(Extracted data entries)

────────

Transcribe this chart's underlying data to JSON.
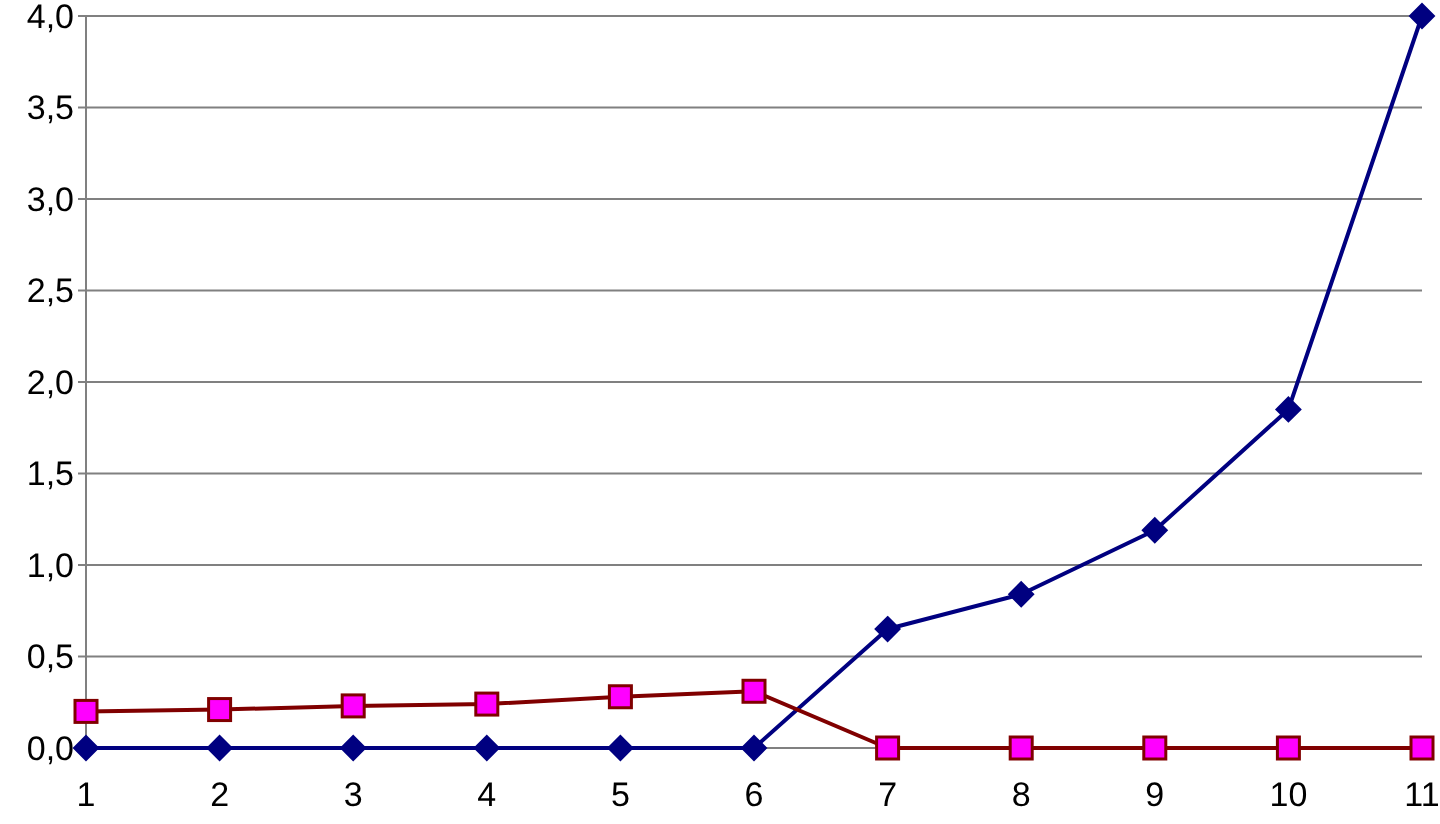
{
  "chart_data": {
    "type": "line",
    "categories": [
      "1",
      "2",
      "3",
      "4",
      "5",
      "6",
      "7",
      "8",
      "9",
      "10",
      "11"
    ],
    "series": [
      {
        "color": "#000080",
        "marker": "diamond",
        "values": [
          0,
          0,
          0,
          0,
          0,
          0,
          0.65,
          0.84,
          1.19,
          1.85,
          4.0
        ]
      },
      {
        "color": "#800000",
        "marker": "square",
        "colors": [
          "#ff00ff",
          "#ff00ff",
          "#ff00ff",
          "#ff00ff",
          "#ff00ff",
          "#ff00ff",
          "#ff00ff",
          "#ff00ff",
          "#ff00ff",
          "#ff00ff",
          "#ff00ff"
        ],
        "values": [
          0.2,
          0.21,
          0.23,
          0.24,
          0.28,
          0.31,
          0,
          0,
          0,
          0,
          0
        ]
      }
    ],
    "ylim": [
      0,
      4
    ],
    "yticks": [
      {
        "value": 0,
        "label": "0,0"
      },
      {
        "value": 0.5,
        "label": "0,5"
      },
      {
        "value": 1,
        "label": "1,0"
      },
      {
        "value": 1.5,
        "label": "1,5"
      },
      {
        "value": 2,
        "label": "2,0"
      },
      {
        "value": 2.5,
        "label": "2,5"
      },
      {
        "value": 3,
        "label": "3,0"
      },
      {
        "value": 3.5,
        "label": "3,5"
      },
      {
        "value": 4,
        "label": "4,0"
      }
    ],
    "grid": "y",
    "line_style": "solid"
  }
}
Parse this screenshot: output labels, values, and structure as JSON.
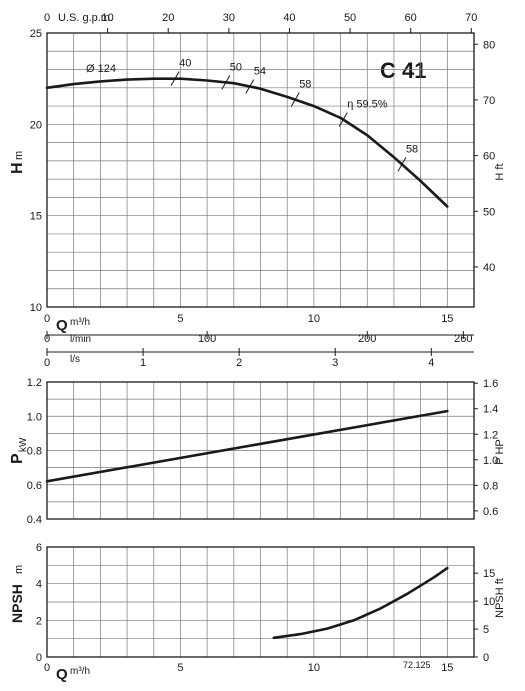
{
  "model": "C 41",
  "code": "72.125",
  "colors": {
    "ink": "#1a1a1a",
    "grid": "#7a7a7a",
    "background": "#ffffff"
  },
  "flow_scales": {
    "q_title": "Q",
    "q_unit": "m³/h",
    "usgpm_label": "U.S. g.p.m.",
    "usgpm_ticks": [
      "0",
      "10",
      "20",
      "30",
      "40",
      "50",
      "60",
      "70"
    ],
    "lmin_label": "l/min",
    "lmin_ticks": [
      "0",
      "100",
      "200",
      "260"
    ],
    "ls_label": "l/s",
    "ls_ticks": [
      "0",
      "1",
      "2",
      "3",
      "4"
    ]
  },
  "chart_data": [
    {
      "type": "line",
      "panel": "head",
      "ylabel": "H",
      "yunit": "m",
      "y2label": "H ft",
      "xlim": [
        0,
        16
      ],
      "ylim": [
        10,
        25
      ],
      "x_ticks": [
        0,
        5,
        10,
        15
      ],
      "y_ticks": [
        10,
        15,
        20,
        25
      ],
      "y2_ticks": [
        40,
        50,
        60,
        70,
        80
      ],
      "grid": true,
      "diameter_label": "Ø 124",
      "series": [
        {
          "x": [
            0,
            1,
            2,
            3,
            4,
            5,
            6,
            7,
            8,
            9,
            10,
            11,
            12,
            13,
            14,
            15
          ],
          "values": [
            22.0,
            22.2,
            22.35,
            22.45,
            22.5,
            22.5,
            22.4,
            22.25,
            21.95,
            21.5,
            21.0,
            20.35,
            19.4,
            18.2,
            16.9,
            15.5
          ]
        }
      ],
      "efficiency_marks": [
        {
          "label": "40",
          "x": 4.8
        },
        {
          "label": "50",
          "x": 6.7
        },
        {
          "label": "54",
          "x": 7.6
        },
        {
          "label": "58",
          "x": 9.3
        },
        {
          "label": "η 59.5%",
          "x": 11.1
        },
        {
          "label": "58",
          "x": 13.3
        }
      ]
    },
    {
      "type": "line",
      "panel": "power",
      "ylabel": "P",
      "yunit": "kW",
      "y2label": "P HP",
      "xlim": [
        0,
        16
      ],
      "ylim": [
        0.4,
        1.2
      ],
      "y_ticks": [
        "0.4",
        "0.6",
        "0.8",
        "1.0",
        "1.2"
      ],
      "y2_ticks": [
        "0.6",
        "0.8",
        "1.0",
        "1.2",
        "1.4",
        "1.6"
      ],
      "grid": true,
      "series": [
        {
          "x": [
            0,
            15
          ],
          "values": [
            0.62,
            1.03
          ]
        }
      ]
    },
    {
      "type": "line",
      "panel": "npsh",
      "ylabel": "NPSH",
      "yunit": "m",
      "y2label": "NPSH ft",
      "xlim": [
        0,
        16
      ],
      "ylim": [
        0,
        6
      ],
      "x_ticks": [
        0,
        5,
        10,
        15
      ],
      "y_ticks": [
        0,
        2,
        4,
        6
      ],
      "y2_ticks": [
        0,
        5,
        10,
        15
      ],
      "grid": true,
      "series": [
        {
          "x": [
            8.5,
            9.5,
            10.5,
            11.5,
            12.5,
            13.5,
            14.5,
            15
          ],
          "values": [
            1.05,
            1.25,
            1.55,
            2.0,
            2.65,
            3.45,
            4.35,
            4.85
          ]
        }
      ]
    }
  ]
}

────────

▶ [THE REQUEST]:
Apart from the pictures, the entries above are to be repeated in full and exactly.

▶ [FINISHED EXERCISE]:
Transcribe this chart's underlying data to JSON.
{
  "chart_data": {
    "type": "line",
    "categories": [
      "1",
      "2",
      "3",
      "4",
      "5",
      "6",
      "7",
      "8",
      "9",
      "10",
      "11"
    ],
    "series": [
      {
        "color": "#000080",
        "marker": "diamond",
        "values": [
          0,
          0,
          0,
          0,
          0,
          0,
          0.65,
          0.84,
          1.19,
          1.85,
          4.0
        ]
      },
      {
        "color": "#800000",
        "marker": "square",
        "colors": [
          "#ff00ff",
          "#ff00ff",
          "#ff00ff",
          "#ff00ff",
          "#ff00ff",
          "#ff00ff",
          "#ff00ff",
          "#ff00ff",
          "#ff00ff",
          "#ff00ff",
          "#ff00ff"
        ],
        "values": [
          0.2,
          0.21,
          0.23,
          0.24,
          0.28,
          0.31,
          0,
          0,
          0,
          0,
          0
        ]
      }
    ],
    "ylim": [
      0,
      4
    ],
    "yticks": [
      {
        "value": 0,
        "label": "0,0"
      },
      {
        "value": 0.5,
        "label": "0,5"
      },
      {
        "value": 1,
        "label": "1,0"
      },
      {
        "value": 1.5,
        "label": "1,5"
      },
      {
        "value": 2,
        "label": "2,0"
      },
      {
        "value": 2.5,
        "label": "2,5"
      },
      {
        "value": 3,
        "label": "3,0"
      },
      {
        "value": 3.5,
        "label": "3,5"
      },
      {
        "value": 4,
        "label": "4,0"
      }
    ],
    "grid": "y",
    "line_style": "solid"
  }
}
Parse this screenshot: output labels, values, and structure as JSON.
{
  "model": "C 41",
  "code": "72.125",
  "colors": {
    "ink": "#1a1a1a",
    "grid": "#7a7a7a",
    "background": "#ffffff"
  },
  "flow_scales": {
    "q_title": "Q",
    "q_unit": "m³/h",
    "usgpm_label": "U.S. g.p.m.",
    "usgpm_ticks": [
      "0",
      "10",
      "20",
      "30",
      "40",
      "50",
      "60",
      "70"
    ],
    "lmin_label": "l/min",
    "lmin_ticks": [
      "0",
      "100",
      "200",
      "260"
    ],
    "ls_label": "l/s",
    "ls_ticks": [
      "0",
      "1",
      "2",
      "3",
      "4"
    ]
  },
  "chart_data": [
    {
      "type": "line",
      "panel": "head",
      "ylabel": "H",
      "yunit": "m",
      "y2label": "H ft",
      "xlim": [
        0,
        16
      ],
      "ylim": [
        10,
        25
      ],
      "x_ticks": [
        0,
        5,
        10,
        15
      ],
      "y_ticks": [
        10,
        15,
        20,
        25
      ],
      "y2_ticks": [
        40,
        50,
        60,
        70,
        80
      ],
      "grid": true,
      "diameter_label": "Ø 124",
      "series": [
        {
          "x": [
            0,
            1,
            2,
            3,
            4,
            5,
            6,
            7,
            8,
            9,
            10,
            11,
            12,
            13,
            14,
            15
          ],
          "values": [
            22.0,
            22.2,
            22.35,
            22.45,
            22.5,
            22.5,
            22.4,
            22.25,
            21.95,
            21.5,
            21.0,
            20.35,
            19.4,
            18.2,
            16.9,
            15.5
          ]
        }
      ],
      "efficiency_marks": [
        {
          "label": "40",
          "x": 4.8
        },
        {
          "label": "50",
          "x": 6.7
        },
        {
          "label": "54",
          "x": 7.6
        },
        {
          "label": "58",
          "x": 9.3
        },
        {
          "label": "η 59.5%",
          "x": 11.1
        },
        {
          "label": "58",
          "x": 13.3
        }
      ]
    },
    {
      "type": "line",
      "panel": "power",
      "ylabel": "P",
      "yunit": "kW",
      "y2label": "P HP",
      "xlim": [
        0,
        16
      ],
      "ylim": [
        0.4,
        1.2
      ],
      "y_ticks": [
        "0.4",
        "0.6",
        "0.8",
        "1.0",
        "1.2"
      ],
      "y2_ticks": [
        "0.6",
        "0.8",
        "1.0",
        "1.2",
        "1.4",
        "1.6"
      ],
      "grid": true,
      "series": [
        {
          "x": [
            0,
            15
          ],
          "values": [
            0.62,
            1.03
          ]
        }
      ]
    },
    {
      "type": "line",
      "panel": "npsh",
      "ylabel": "NPSH",
      "yunit": "m",
      "y2label": "NPSH ft",
      "xlim": [
        0,
        16
      ],
      "ylim": [
        0,
        6
      ],
      "x_ticks": [
        0,
        5,
        10,
        15
      ],
      "y_ticks": [
        0,
        2,
        4,
        6
      ],
      "y2_ticks": [
        0,
        5,
        10,
        15
      ],
      "grid": true,
      "series": [
        {
          "x": [
            8.5,
            9.5,
            10.5,
            11.5,
            12.5,
            13.5,
            14.5,
            15
          ],
          "values": [
            1.05,
            1.25,
            1.55,
            2.0,
            2.65,
            3.45,
            4.35,
            4.85
          ]
        }
      ]
    }
  ]
}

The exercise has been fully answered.